**Rows from a figure dataset:**
- - -
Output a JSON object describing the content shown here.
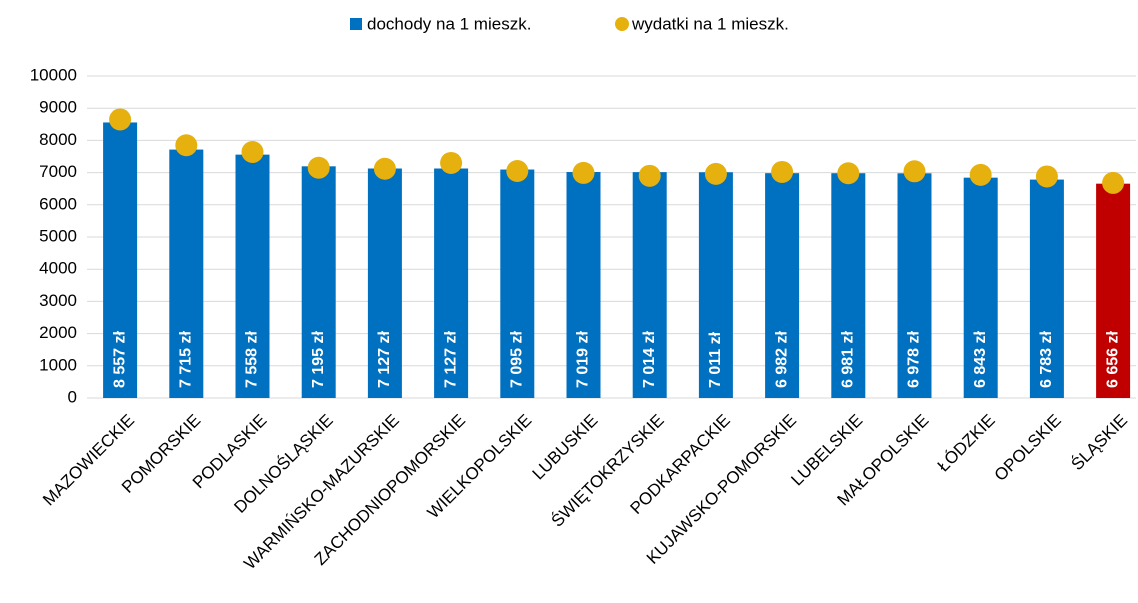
{
  "chart_data": {
    "type": "bar",
    "categories": [
      "MAZOWIECKIE",
      "POMORSKIE",
      "PODLASKIE",
      "DOLNOŚLĄSKIE",
      "WARMIŃSKO-MAZURSKIE",
      "ZACHODNIOPOMORSKIE",
      "WIELKOPOLSKIE",
      "LUBUSKIE",
      "ŚWIĘTOKRZYSKIE",
      "PODKARPACKIE",
      "KUJAWSKO-POMORSKIE",
      "LUBELSKIE",
      "MAŁOPOLSKIE",
      "ŁÓDZKIE",
      "OPOLSKIE",
      "ŚLĄSKIE"
    ],
    "series": [
      {
        "name": "dochody na 1 mieszk.",
        "type": "bar",
        "color": "#0070c0",
        "colors": [
          "#0070c0",
          "#0070c0",
          "#0070c0",
          "#0070c0",
          "#0070c0",
          "#0070c0",
          "#0070c0",
          "#0070c0",
          "#0070c0",
          "#0070c0",
          "#0070c0",
          "#0070c0",
          "#0070c0",
          "#0070c0",
          "#0070c0",
          "#c00000"
        ],
        "values": [
          8557,
          7715,
          7558,
          7195,
          7127,
          7127,
          7095,
          7019,
          7014,
          7011,
          6982,
          6981,
          6978,
          6843,
          6783,
          6656
        ],
        "value_labels": [
          "8 557 zł",
          "7 715 zł",
          "7 558 zł",
          "7 195 zł",
          "7 127 zł",
          "7 127 zł",
          "7 095 zł",
          "7 019 zł",
          "7 014 zł",
          "7 011 zł",
          "6 982 zł",
          "6 981 zł",
          "6 978 zł",
          "6 843 zł",
          "6 783 zł",
          "6 656 zł"
        ]
      },
      {
        "name": "wydatki na 1 mieszk.",
        "type": "scatter",
        "color": "#e6b10e",
        "values": [
          8650,
          7850,
          7640,
          7150,
          7120,
          7300,
          7050,
          6990,
          6900,
          6960,
          7020,
          6980,
          7040,
          6930,
          6880,
          6680
        ]
      }
    ],
    "ylim": [
      0,
      10000
    ],
    "yticks": [
      0,
      1000,
      2000,
      3000,
      4000,
      5000,
      6000,
      7000,
      8000,
      9000,
      10000
    ],
    "grid": true,
    "legend": "top"
  }
}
- - -
Without the pictures, transcribe the listing above exactly.

**FINISHED ANSWER:**
Output a JSON object describing the content shown here.
{
  "chart_data": {
    "type": "bar",
    "categories": [
      "MAZOWIECKIE",
      "POMORSKIE",
      "PODLASKIE",
      "DOLNOŚLĄSKIE",
      "WARMIŃSKO-MAZURSKIE",
      "ZACHODNIOPOMORSKIE",
      "WIELKOPOLSKIE",
      "LUBUSKIE",
      "ŚWIĘTOKRZYSKIE",
      "PODKARPACKIE",
      "KUJAWSKO-POMORSKIE",
      "LUBELSKIE",
      "MAŁOPOLSKIE",
      "ŁÓDZKIE",
      "OPOLSKIE",
      "ŚLĄSKIE"
    ],
    "series": [
      {
        "name": "dochody na 1 mieszk.",
        "type": "bar",
        "color": "#0070c0",
        "colors": [
          "#0070c0",
          "#0070c0",
          "#0070c0",
          "#0070c0",
          "#0070c0",
          "#0070c0",
          "#0070c0",
          "#0070c0",
          "#0070c0",
          "#0070c0",
          "#0070c0",
          "#0070c0",
          "#0070c0",
          "#0070c0",
          "#0070c0",
          "#c00000"
        ],
        "values": [
          8557,
          7715,
          7558,
          7195,
          7127,
          7127,
          7095,
          7019,
          7014,
          7011,
          6982,
          6981,
          6978,
          6843,
          6783,
          6656
        ],
        "value_labels": [
          "8 557 zł",
          "7 715 zł",
          "7 558 zł",
          "7 195 zł",
          "7 127 zł",
          "7 127 zł",
          "7 095 zł",
          "7 019 zł",
          "7 014 zł",
          "7 011 zł",
          "6 982 zł",
          "6 981 zł",
          "6 978 zł",
          "6 843 zł",
          "6 783 zł",
          "6 656 zł"
        ]
      },
      {
        "name": "wydatki na 1 mieszk.",
        "type": "scatter",
        "color": "#e6b10e",
        "values": [
          8650,
          7850,
          7640,
          7150,
          7120,
          7300,
          7050,
          6990,
          6900,
          6960,
          7020,
          6980,
          7040,
          6930,
          6880,
          6680
        ]
      }
    ],
    "ylim": [
      0,
      10000
    ],
    "yticks": [
      0,
      1000,
      2000,
      3000,
      4000,
      5000,
      6000,
      7000,
      8000,
      9000,
      10000
    ],
    "grid": true,
    "legend": "top"
  }
}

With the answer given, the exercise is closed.